## Instructions to follow
Copy out the listing in full, exactly as written, but not its pictures.

## Stored data
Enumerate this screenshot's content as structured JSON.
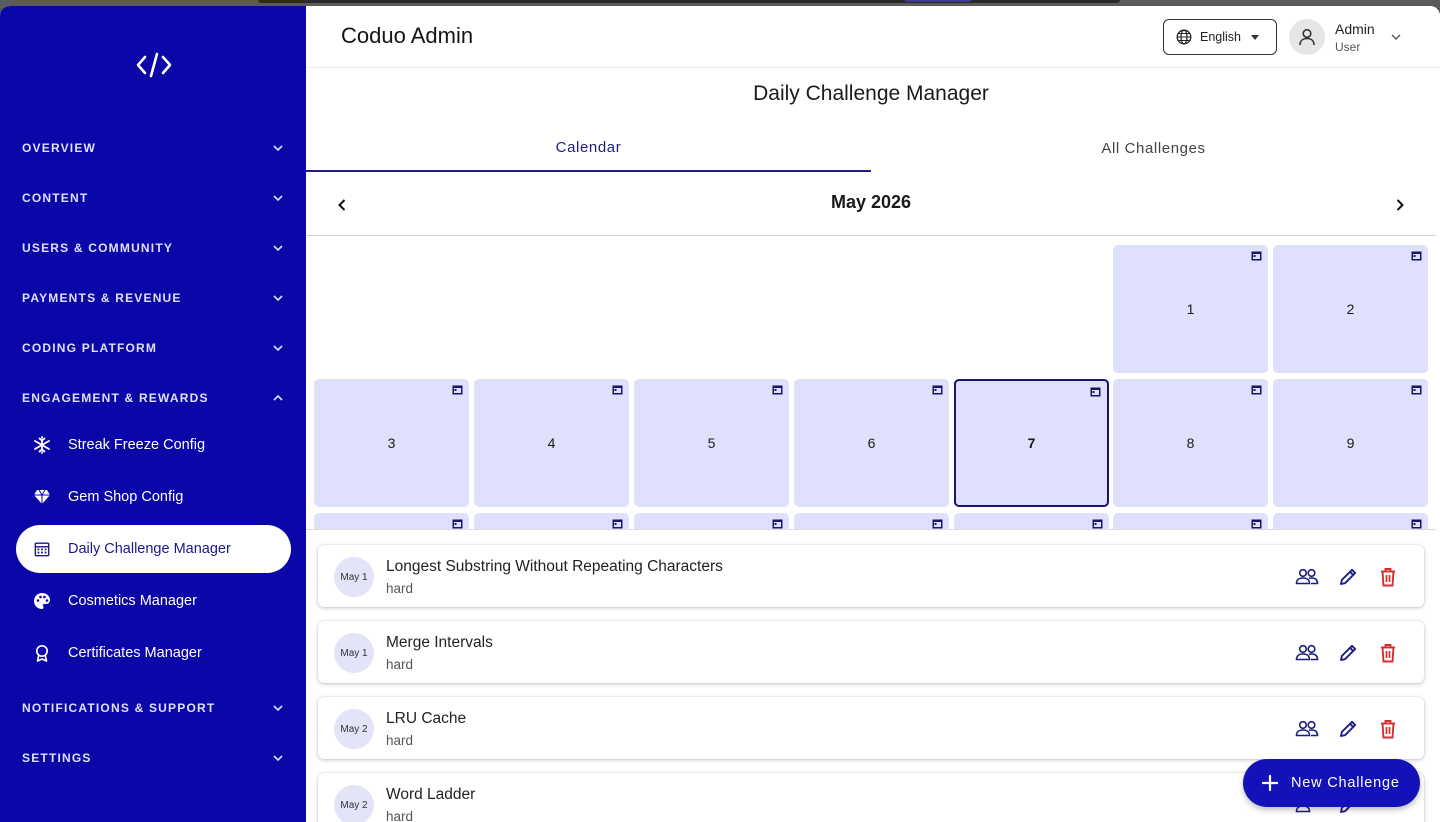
{
  "app": {
    "title": "Coduo Admin"
  },
  "header": {
    "language": "English",
    "user_name": "Admin",
    "user_role": "User"
  },
  "sidebar": {
    "sections": [
      {
        "label": "OVERVIEW",
        "expanded": false
      },
      {
        "label": "CONTENT",
        "expanded": false
      },
      {
        "label": "USERS & COMMUNITY",
        "expanded": false
      },
      {
        "label": "PAYMENTS & REVENUE",
        "expanded": false
      },
      {
        "label": "CODING PLATFORM",
        "expanded": false
      },
      {
        "label": "ENGAGEMENT & REWARDS",
        "expanded": true
      },
      {
        "label": "NOTIFICATIONS & SUPPORT",
        "expanded": false
      },
      {
        "label": "SETTINGS",
        "expanded": false
      }
    ],
    "items": [
      {
        "label": "Streak Freeze Config",
        "icon": "snowflake-icon"
      },
      {
        "label": "Gem Shop Config",
        "icon": "diamond-icon"
      },
      {
        "label": "Daily Challenge Manager",
        "icon": "calendar-icon",
        "active": true
      },
      {
        "label": "Cosmetics Manager",
        "icon": "palette-icon"
      },
      {
        "label": "Certificates Manager",
        "icon": "award-icon"
      }
    ]
  },
  "page": {
    "title": "Daily Challenge Manager",
    "tabs": [
      {
        "label": "Calendar",
        "active": true
      },
      {
        "label": "All Challenges",
        "active": false
      }
    ],
    "month": "May 2026"
  },
  "calendar": {
    "days": [
      "1",
      "2",
      "3",
      "4",
      "5",
      "6",
      "7",
      "8",
      "9"
    ],
    "selected_day": "7"
  },
  "challenges": [
    {
      "date": "May 1",
      "title": "Longest Substring Without Repeating Characters",
      "difficulty": "hard"
    },
    {
      "date": "May 1",
      "title": "Merge Intervals",
      "difficulty": "hard"
    },
    {
      "date": "May 2",
      "title": "LRU Cache",
      "difficulty": "hard"
    },
    {
      "date": "May 2",
      "title": "Word Ladder",
      "difficulty": "hard"
    }
  ],
  "fab": {
    "label": "New Challenge"
  },
  "colors": {
    "sidebar_bg": "#0a06a8",
    "accent": "#1d1d80",
    "cell_bg": "#dfe0fb",
    "delete": "#d32f2f",
    "fab_bg": "#1212b8"
  }
}
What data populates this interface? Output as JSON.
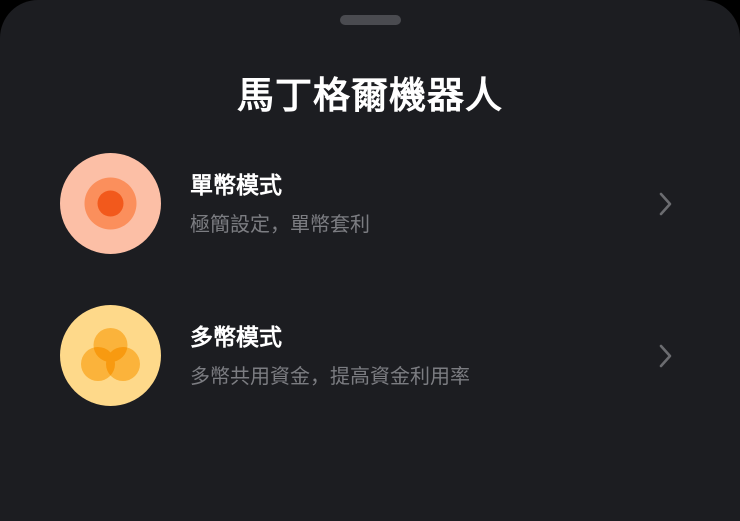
{
  "sheet": {
    "title": "馬丁格爾機器人"
  },
  "modes": [
    {
      "title": "單幣模式",
      "subtitle": "極簡設定，單幣套利",
      "icon": "concentric-circles-icon",
      "colors": {
        "outer": "#fcbfa6",
        "middle": "#fb8f5c",
        "inner": "#f2591c"
      }
    },
    {
      "title": "多幣模式",
      "subtitle": "多幣共用資金，提高資金利用率",
      "icon": "three-coins-icon",
      "colors": {
        "outer": "#fed98a",
        "coin": "#fbb33b",
        "overlap": "#f89a10"
      }
    }
  ],
  "colors": {
    "background": "#1c1d21",
    "title_text": "#ffffff",
    "subtitle_text": "#7c7d82",
    "chevron": "#6b6c70"
  }
}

## Solution
Enumerate this screenshot's content as structured JSON.
{
  "app": {
    "title": "Coduo Admin"
  },
  "header": {
    "language": "English",
    "user_name": "Admin",
    "user_role": "User"
  },
  "sidebar": {
    "sections": [
      {
        "label": "OVERVIEW",
        "expanded": false
      },
      {
        "label": "CONTENT",
        "expanded": false
      },
      {
        "label": "USERS & COMMUNITY",
        "expanded": false
      },
      {
        "label": "PAYMENTS & REVENUE",
        "expanded": false
      },
      {
        "label": "CODING PLATFORM",
        "expanded": false
      },
      {
        "label": "ENGAGEMENT & REWARDS",
        "expanded": true
      },
      {
        "label": "NOTIFICATIONS & SUPPORT",
        "expanded": false
      },
      {
        "label": "SETTINGS",
        "expanded": false
      }
    ],
    "items": [
      {
        "label": "Streak Freeze Config",
        "icon": "snowflake-icon"
      },
      {
        "label": "Gem Shop Config",
        "icon": "diamond-icon"
      },
      {
        "label": "Daily Challenge Manager",
        "icon": "calendar-icon",
        "active": true
      },
      {
        "label": "Cosmetics Manager",
        "icon": "palette-icon"
      },
      {
        "label": "Certificates Manager",
        "icon": "award-icon"
      }
    ]
  },
  "page": {
    "title": "Daily Challenge Manager",
    "tabs": [
      {
        "label": "Calendar",
        "active": true
      },
      {
        "label": "All Challenges",
        "active": false
      }
    ],
    "month": "May 2026"
  },
  "calendar": {
    "days": [
      "1",
      "2",
      "3",
      "4",
      "5",
      "6",
      "7",
      "8",
      "9"
    ],
    "selected_day": "7"
  },
  "challenges": [
    {
      "date": "May 1",
      "title": "Longest Substring Without Repeating Characters",
      "difficulty": "hard"
    },
    {
      "date": "May 1",
      "title": "Merge Intervals",
      "difficulty": "hard"
    },
    {
      "date": "May 2",
      "title": "LRU Cache",
      "difficulty": "hard"
    },
    {
      "date": "May 2",
      "title": "Word Ladder",
      "difficulty": "hard"
    }
  ],
  "fab": {
    "label": "New Challenge"
  },
  "colors": {
    "sidebar_bg": "#0a06a8",
    "accent": "#1d1d80",
    "cell_bg": "#dfe0fb",
    "delete": "#d32f2f",
    "fab_bg": "#1212b8"
  }
}
What data populates this interface? Output as JSON.
{
  "sheet": {
    "title": "馬丁格爾機器人"
  },
  "modes": [
    {
      "title": "單幣模式",
      "subtitle": "極簡設定，單幣套利",
      "icon": "concentric-circles-icon",
      "colors": {
        "outer": "#fcbfa6",
        "middle": "#fb8f5c",
        "inner": "#f2591c"
      }
    },
    {
      "title": "多幣模式",
      "subtitle": "多幣共用資金，提高資金利用率",
      "icon": "three-coins-icon",
      "colors": {
        "outer": "#fed98a",
        "coin": "#fbb33b",
        "overlap": "#f89a10"
      }
    }
  ],
  "colors": {
    "background": "#1c1d21",
    "title_text": "#ffffff",
    "subtitle_text": "#7c7d82",
    "chevron": "#6b6c70"
  }
}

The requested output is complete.